* _Dataset excerpts_:
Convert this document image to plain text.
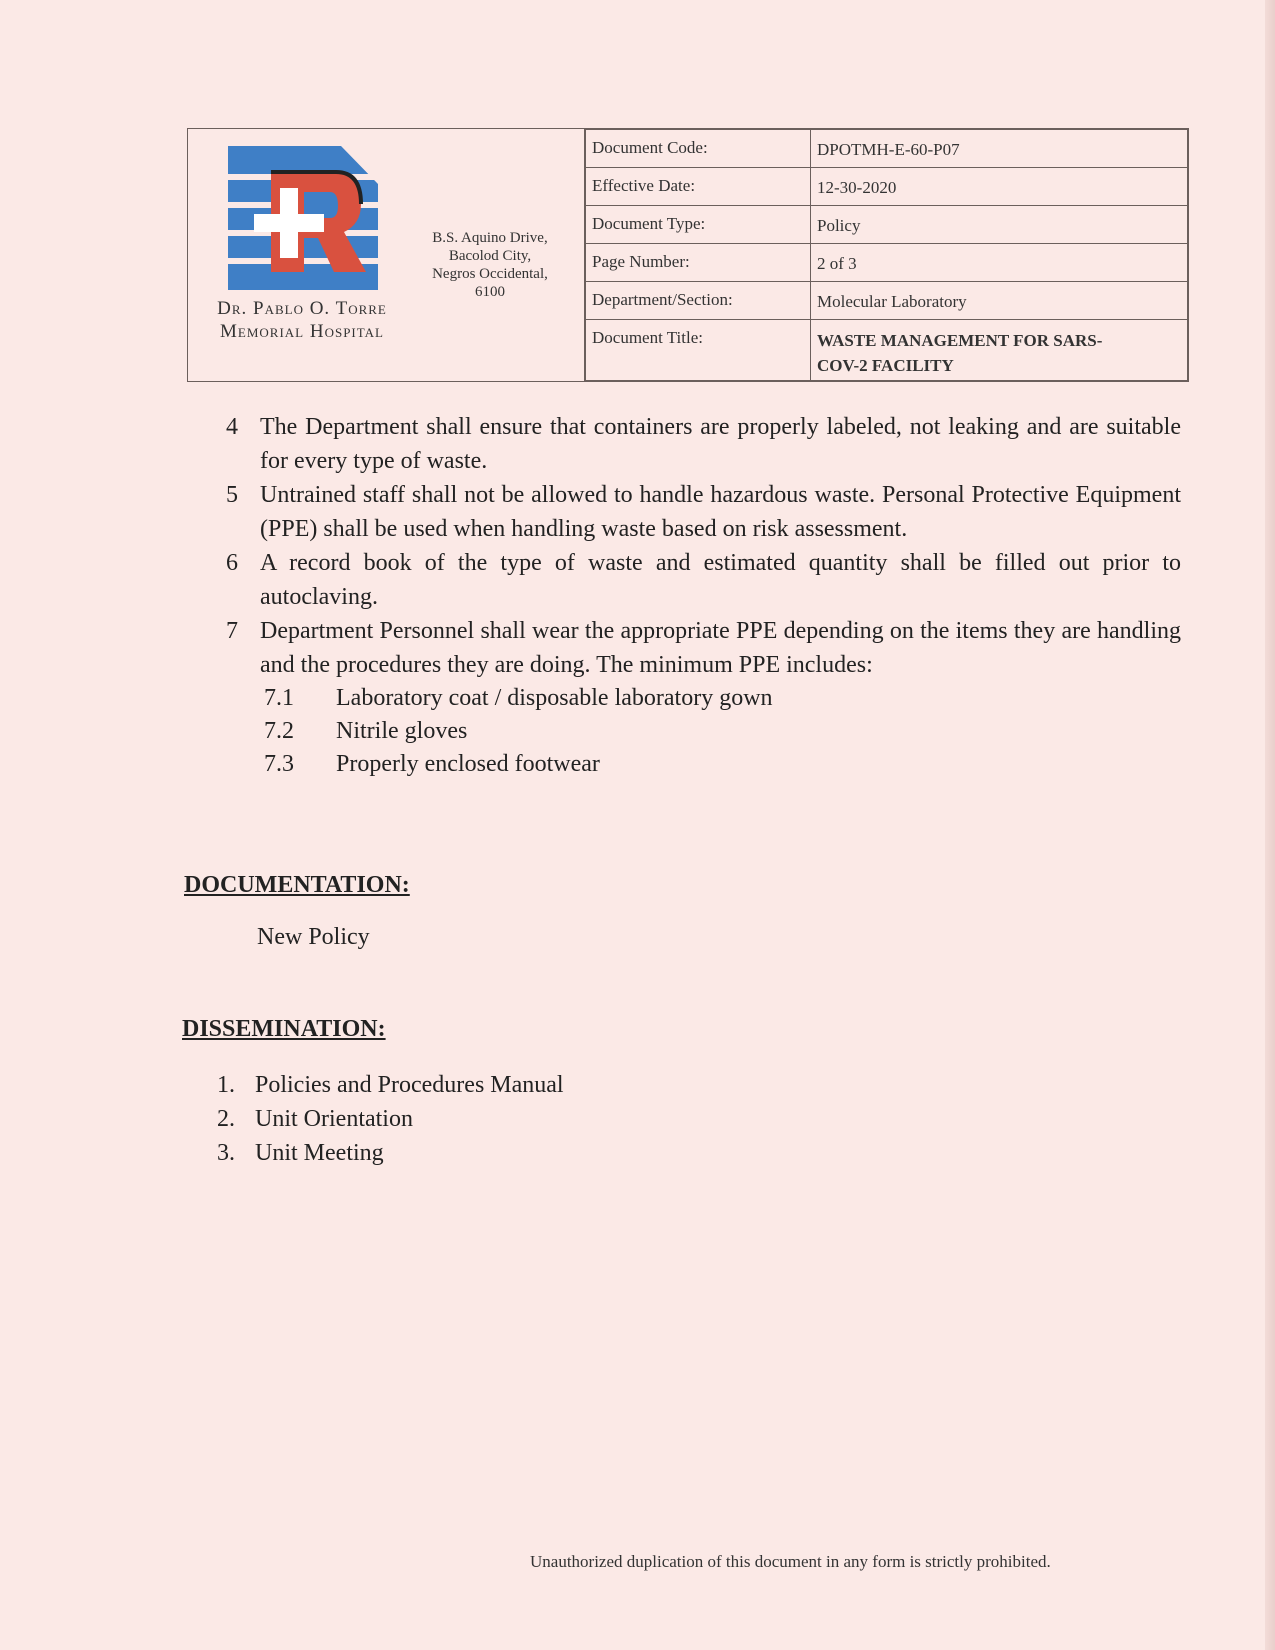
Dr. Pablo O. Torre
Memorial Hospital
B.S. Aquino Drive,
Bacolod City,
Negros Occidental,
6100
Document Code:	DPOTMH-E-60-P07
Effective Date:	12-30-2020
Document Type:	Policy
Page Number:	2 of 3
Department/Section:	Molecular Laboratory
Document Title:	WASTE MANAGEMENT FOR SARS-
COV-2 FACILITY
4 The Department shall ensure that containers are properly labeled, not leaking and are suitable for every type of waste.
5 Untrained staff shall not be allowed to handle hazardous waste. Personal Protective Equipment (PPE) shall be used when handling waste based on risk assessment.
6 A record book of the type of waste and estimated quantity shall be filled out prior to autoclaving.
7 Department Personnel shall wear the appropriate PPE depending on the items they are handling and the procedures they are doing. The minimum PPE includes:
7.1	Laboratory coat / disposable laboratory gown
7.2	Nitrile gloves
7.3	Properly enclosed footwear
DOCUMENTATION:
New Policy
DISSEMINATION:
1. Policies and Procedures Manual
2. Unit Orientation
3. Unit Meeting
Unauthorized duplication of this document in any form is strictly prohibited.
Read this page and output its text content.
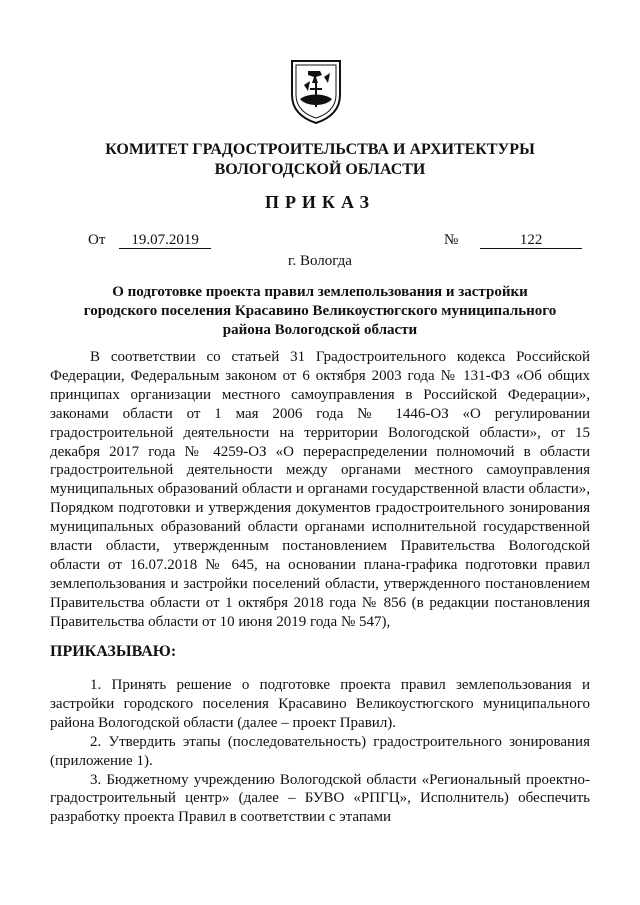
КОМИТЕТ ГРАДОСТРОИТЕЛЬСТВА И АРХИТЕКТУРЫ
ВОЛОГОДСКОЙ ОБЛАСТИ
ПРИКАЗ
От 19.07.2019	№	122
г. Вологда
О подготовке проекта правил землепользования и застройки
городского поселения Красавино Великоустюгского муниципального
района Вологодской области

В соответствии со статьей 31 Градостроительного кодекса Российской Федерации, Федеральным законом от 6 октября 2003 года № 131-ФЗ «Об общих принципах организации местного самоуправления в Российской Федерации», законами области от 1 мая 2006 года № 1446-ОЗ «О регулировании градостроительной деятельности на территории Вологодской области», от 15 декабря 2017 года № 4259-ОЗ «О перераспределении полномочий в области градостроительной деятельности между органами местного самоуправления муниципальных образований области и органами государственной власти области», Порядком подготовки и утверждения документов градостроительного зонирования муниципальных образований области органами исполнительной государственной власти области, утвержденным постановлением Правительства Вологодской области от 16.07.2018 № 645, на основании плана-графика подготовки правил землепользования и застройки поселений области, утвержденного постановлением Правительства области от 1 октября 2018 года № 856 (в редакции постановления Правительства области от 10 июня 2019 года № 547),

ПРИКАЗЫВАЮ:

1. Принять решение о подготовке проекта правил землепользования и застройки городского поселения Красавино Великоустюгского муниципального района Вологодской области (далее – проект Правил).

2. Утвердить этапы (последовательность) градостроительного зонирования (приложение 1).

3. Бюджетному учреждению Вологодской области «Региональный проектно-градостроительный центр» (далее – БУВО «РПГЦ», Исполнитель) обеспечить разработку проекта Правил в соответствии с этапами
---
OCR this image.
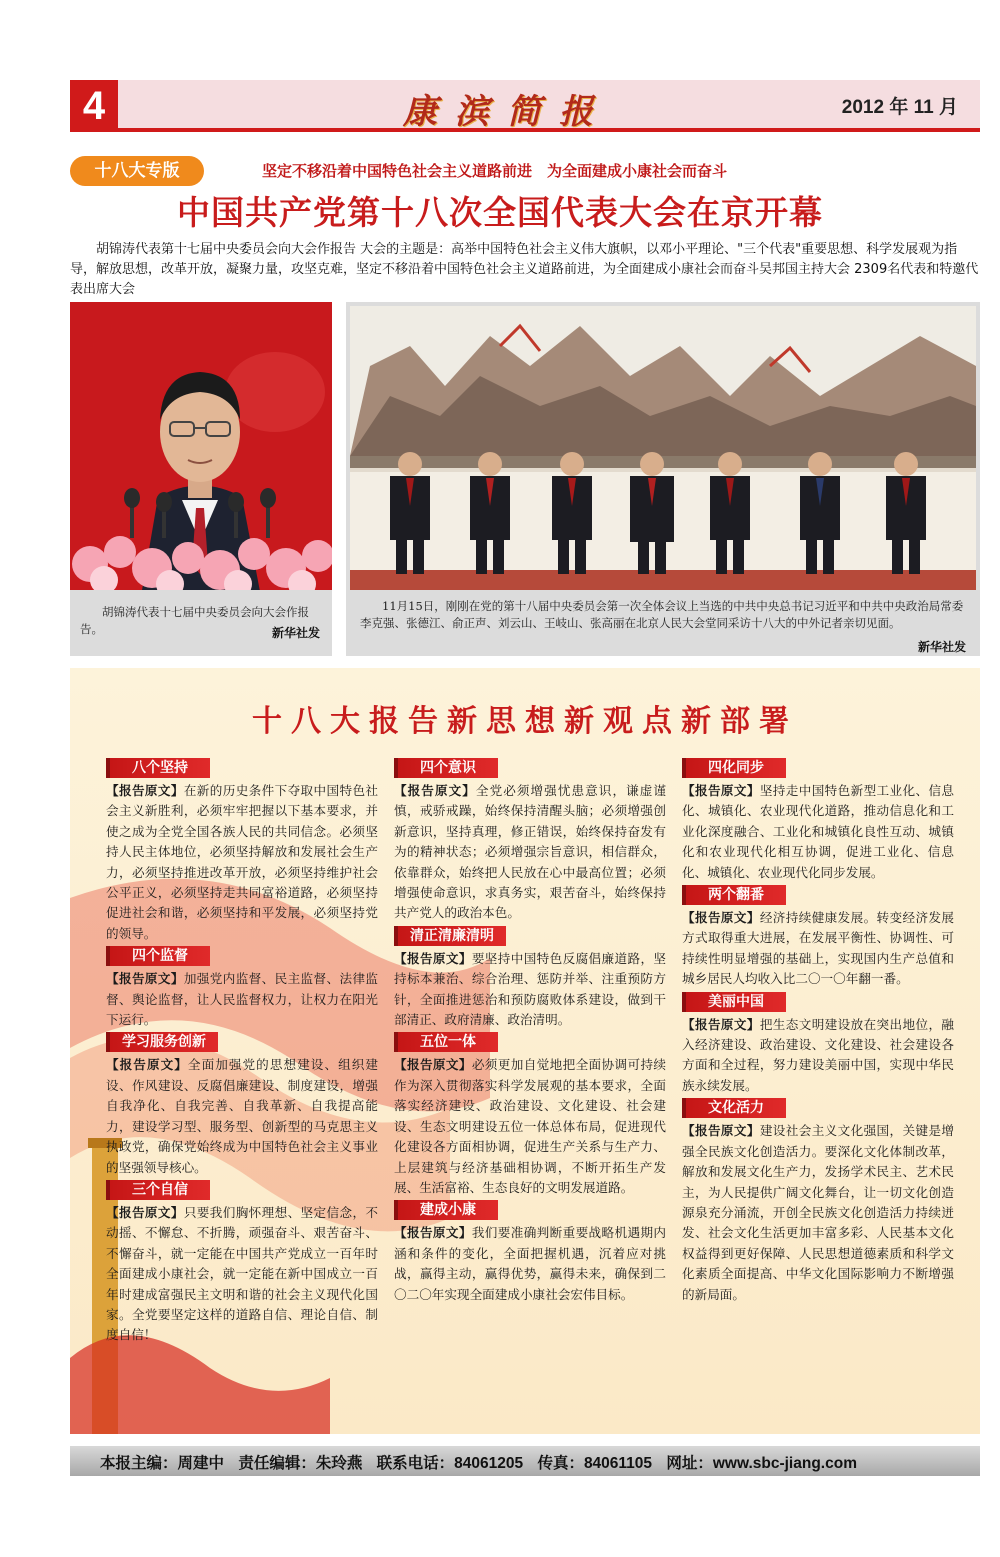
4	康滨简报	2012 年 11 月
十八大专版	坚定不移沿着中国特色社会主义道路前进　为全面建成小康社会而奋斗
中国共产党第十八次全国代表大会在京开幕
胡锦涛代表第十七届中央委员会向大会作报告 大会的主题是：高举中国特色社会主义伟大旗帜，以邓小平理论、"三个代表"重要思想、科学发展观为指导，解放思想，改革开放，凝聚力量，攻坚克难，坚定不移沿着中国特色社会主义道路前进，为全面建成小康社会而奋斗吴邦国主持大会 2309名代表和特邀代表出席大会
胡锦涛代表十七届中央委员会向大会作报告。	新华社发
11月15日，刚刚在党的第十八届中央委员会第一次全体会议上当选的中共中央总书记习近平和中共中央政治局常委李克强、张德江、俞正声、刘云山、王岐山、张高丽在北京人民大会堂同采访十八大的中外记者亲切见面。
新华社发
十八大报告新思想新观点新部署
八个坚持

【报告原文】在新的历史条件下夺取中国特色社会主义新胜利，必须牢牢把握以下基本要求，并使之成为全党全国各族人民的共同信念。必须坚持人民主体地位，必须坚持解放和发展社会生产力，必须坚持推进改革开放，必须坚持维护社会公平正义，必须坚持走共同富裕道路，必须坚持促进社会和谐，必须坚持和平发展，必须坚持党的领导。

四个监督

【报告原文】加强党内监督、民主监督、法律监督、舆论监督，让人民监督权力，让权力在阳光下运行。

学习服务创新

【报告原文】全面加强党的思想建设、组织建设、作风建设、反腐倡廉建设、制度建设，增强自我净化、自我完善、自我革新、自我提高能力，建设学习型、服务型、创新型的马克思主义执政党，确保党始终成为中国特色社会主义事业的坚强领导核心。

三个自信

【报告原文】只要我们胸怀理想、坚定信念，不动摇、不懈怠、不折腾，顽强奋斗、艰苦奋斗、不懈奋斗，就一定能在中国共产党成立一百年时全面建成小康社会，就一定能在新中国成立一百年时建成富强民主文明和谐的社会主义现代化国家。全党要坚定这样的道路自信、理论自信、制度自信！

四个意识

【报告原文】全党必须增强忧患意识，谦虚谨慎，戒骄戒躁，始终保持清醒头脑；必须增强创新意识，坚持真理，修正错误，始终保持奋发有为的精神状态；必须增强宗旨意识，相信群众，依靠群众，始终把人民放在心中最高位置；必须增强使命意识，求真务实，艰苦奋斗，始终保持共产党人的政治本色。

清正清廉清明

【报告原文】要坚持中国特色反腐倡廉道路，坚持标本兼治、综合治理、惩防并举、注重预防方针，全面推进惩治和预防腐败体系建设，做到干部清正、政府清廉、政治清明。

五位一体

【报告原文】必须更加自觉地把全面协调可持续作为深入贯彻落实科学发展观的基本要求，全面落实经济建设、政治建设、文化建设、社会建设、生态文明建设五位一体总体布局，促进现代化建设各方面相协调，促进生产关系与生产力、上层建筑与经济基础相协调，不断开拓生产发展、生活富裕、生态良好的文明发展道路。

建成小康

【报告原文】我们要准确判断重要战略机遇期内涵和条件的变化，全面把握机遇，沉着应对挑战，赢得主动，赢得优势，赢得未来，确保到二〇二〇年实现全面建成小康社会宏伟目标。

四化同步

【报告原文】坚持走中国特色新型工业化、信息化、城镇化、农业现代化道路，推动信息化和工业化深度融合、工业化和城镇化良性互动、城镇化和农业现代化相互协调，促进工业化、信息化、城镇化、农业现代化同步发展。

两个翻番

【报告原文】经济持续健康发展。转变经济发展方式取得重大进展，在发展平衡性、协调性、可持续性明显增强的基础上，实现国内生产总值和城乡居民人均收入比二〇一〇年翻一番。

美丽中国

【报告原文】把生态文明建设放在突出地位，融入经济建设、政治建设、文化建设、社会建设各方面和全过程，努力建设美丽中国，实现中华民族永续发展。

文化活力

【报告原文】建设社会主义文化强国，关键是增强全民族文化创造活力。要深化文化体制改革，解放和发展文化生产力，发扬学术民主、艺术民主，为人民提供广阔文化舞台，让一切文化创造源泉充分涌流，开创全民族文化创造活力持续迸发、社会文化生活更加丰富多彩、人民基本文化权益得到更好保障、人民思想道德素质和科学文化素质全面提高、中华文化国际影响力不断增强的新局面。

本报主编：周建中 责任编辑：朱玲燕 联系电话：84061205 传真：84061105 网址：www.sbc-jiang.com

* _Task to complete_: Report how many lines in the listing include the word "艰苦奋斗". Give nothing but the count.

* _The completed task_: 2